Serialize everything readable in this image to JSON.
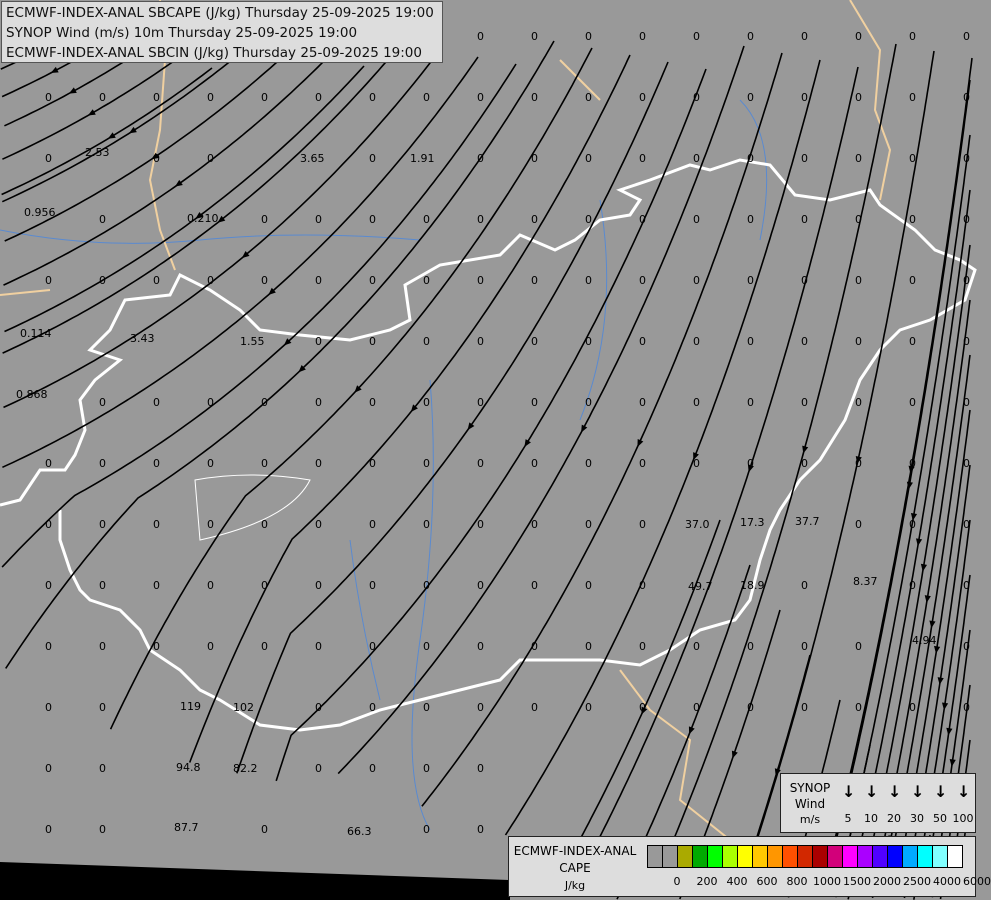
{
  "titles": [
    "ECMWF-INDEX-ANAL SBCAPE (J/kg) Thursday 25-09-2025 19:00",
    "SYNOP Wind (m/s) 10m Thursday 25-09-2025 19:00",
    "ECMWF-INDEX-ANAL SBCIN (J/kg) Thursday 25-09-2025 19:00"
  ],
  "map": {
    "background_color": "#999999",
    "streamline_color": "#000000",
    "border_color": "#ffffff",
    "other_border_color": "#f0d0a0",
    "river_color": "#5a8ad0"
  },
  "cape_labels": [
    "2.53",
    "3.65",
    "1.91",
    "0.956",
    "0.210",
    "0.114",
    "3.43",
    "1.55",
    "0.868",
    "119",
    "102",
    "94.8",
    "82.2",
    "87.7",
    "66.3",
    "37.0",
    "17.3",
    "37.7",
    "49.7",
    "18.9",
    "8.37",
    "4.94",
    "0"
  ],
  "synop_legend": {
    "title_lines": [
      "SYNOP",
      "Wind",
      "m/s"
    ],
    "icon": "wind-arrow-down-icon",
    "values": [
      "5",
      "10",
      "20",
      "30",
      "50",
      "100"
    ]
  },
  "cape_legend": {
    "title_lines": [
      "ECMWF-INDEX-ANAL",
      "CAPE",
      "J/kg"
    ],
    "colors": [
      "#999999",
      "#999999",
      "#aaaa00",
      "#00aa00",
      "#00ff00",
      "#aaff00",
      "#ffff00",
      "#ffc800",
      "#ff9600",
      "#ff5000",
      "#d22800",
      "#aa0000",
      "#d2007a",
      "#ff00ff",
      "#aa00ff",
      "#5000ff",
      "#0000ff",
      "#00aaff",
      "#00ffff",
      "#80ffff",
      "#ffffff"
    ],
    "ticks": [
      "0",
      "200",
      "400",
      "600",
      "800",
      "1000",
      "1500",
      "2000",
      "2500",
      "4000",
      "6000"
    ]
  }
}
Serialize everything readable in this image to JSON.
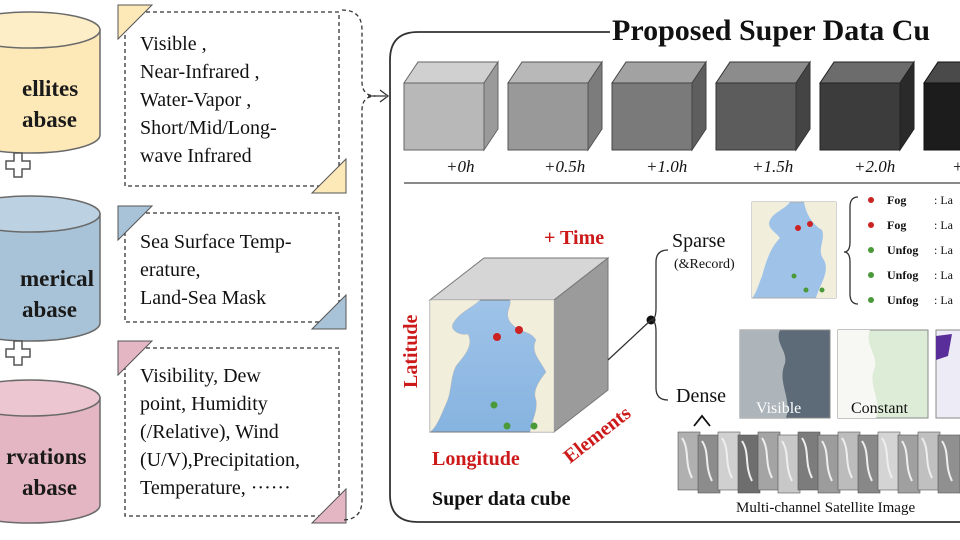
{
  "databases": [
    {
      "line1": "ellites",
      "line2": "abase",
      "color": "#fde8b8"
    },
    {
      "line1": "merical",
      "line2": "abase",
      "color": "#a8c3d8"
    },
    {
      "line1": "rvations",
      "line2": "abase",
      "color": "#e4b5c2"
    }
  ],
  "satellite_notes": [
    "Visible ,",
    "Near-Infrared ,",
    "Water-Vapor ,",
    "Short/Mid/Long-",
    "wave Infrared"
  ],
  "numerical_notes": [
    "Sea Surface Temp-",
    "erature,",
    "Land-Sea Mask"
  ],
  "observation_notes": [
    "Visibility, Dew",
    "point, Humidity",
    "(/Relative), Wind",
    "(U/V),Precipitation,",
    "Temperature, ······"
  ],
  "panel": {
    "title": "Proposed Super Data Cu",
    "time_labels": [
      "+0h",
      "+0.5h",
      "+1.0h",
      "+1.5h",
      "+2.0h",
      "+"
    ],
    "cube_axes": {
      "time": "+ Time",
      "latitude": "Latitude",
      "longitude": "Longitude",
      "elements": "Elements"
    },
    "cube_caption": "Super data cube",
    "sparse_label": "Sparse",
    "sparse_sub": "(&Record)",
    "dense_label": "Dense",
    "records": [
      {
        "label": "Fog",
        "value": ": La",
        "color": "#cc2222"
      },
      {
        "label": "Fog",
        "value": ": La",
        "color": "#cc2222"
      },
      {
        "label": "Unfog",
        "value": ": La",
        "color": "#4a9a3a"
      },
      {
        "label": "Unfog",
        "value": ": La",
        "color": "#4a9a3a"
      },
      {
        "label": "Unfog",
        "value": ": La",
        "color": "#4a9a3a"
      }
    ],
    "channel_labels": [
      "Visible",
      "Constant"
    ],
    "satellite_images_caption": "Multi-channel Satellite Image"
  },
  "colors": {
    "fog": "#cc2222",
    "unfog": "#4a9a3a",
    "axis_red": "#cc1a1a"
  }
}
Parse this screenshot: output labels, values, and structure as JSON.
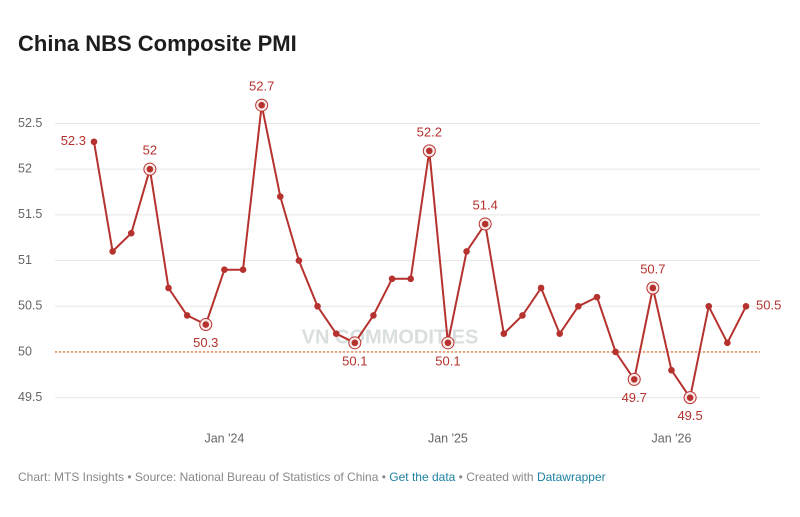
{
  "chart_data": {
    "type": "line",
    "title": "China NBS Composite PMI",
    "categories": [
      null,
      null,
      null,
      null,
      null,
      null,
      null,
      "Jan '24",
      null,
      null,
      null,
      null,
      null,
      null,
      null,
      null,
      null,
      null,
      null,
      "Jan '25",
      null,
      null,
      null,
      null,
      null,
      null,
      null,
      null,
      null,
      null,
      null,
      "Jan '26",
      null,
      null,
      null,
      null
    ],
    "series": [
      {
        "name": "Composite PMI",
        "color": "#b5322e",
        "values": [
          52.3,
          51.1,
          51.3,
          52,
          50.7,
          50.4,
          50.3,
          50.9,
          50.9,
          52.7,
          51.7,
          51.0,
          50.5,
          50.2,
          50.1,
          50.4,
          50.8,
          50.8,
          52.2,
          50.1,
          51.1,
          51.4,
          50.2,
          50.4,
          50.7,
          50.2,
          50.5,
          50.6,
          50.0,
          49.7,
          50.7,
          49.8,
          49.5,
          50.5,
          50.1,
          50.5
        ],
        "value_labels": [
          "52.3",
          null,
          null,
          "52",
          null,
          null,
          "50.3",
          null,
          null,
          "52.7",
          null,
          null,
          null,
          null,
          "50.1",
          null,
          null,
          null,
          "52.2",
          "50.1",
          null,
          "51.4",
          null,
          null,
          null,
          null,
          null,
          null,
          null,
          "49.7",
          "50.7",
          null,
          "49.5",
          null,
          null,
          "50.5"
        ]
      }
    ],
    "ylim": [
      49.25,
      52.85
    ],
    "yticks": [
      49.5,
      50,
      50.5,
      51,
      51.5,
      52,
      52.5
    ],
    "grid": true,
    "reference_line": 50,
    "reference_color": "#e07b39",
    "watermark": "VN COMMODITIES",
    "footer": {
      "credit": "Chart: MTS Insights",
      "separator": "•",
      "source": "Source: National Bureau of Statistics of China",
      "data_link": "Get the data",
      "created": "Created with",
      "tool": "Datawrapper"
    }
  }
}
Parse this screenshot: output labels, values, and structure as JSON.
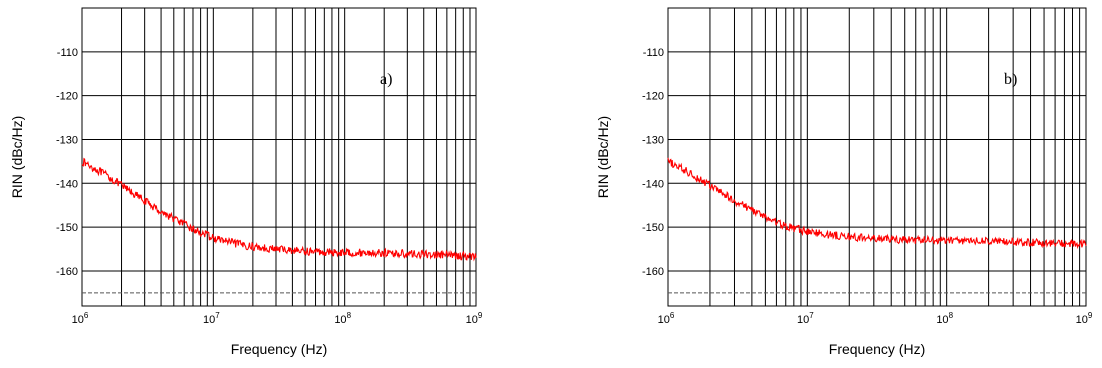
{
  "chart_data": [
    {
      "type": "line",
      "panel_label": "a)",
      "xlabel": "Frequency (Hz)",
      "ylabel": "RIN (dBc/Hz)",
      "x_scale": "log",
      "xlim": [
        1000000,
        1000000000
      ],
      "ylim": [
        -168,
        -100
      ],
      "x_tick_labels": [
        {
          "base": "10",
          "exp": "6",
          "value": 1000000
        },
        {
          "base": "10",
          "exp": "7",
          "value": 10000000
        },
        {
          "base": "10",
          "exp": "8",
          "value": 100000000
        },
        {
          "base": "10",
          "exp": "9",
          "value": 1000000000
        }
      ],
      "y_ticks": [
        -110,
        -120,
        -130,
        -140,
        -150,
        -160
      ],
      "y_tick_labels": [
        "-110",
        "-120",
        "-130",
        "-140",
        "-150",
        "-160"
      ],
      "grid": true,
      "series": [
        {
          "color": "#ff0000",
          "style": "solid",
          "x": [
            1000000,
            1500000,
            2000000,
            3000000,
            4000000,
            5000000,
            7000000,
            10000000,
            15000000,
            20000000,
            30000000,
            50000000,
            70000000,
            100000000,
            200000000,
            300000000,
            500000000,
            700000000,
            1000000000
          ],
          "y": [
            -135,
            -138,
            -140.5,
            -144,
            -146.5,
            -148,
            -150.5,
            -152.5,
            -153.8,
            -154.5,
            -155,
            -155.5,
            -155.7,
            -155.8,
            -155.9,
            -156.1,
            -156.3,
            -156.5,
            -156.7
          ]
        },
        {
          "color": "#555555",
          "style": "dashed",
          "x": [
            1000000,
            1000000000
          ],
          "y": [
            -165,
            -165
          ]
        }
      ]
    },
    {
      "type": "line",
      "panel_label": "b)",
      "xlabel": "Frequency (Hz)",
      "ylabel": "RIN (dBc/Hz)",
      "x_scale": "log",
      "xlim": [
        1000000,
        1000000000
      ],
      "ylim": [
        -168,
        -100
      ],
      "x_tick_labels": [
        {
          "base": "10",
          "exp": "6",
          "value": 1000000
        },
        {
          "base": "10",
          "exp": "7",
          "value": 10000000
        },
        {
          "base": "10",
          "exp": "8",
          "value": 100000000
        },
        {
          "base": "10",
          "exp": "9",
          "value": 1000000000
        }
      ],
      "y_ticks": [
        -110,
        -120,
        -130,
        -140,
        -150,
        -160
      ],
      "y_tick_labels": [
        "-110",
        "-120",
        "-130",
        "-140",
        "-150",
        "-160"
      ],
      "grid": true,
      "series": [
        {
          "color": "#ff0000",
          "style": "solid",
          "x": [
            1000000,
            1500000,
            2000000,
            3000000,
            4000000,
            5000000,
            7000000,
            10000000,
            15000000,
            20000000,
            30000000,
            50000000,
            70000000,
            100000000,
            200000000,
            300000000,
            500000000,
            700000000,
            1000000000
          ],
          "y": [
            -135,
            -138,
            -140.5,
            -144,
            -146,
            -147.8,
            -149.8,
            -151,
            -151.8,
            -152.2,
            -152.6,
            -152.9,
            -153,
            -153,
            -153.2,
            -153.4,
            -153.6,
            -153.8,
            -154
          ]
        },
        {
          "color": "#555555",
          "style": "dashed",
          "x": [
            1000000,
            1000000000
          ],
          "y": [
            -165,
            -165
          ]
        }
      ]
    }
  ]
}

____

Only lines with "values" are wanted here; list each of them.

» **COMPLETED EXERCISE**
    "values": [
Parse this screenshot: output labels, values, and structure as JSON.
        "values": [
Parse this screenshot: output labels, values, and structure as JSON.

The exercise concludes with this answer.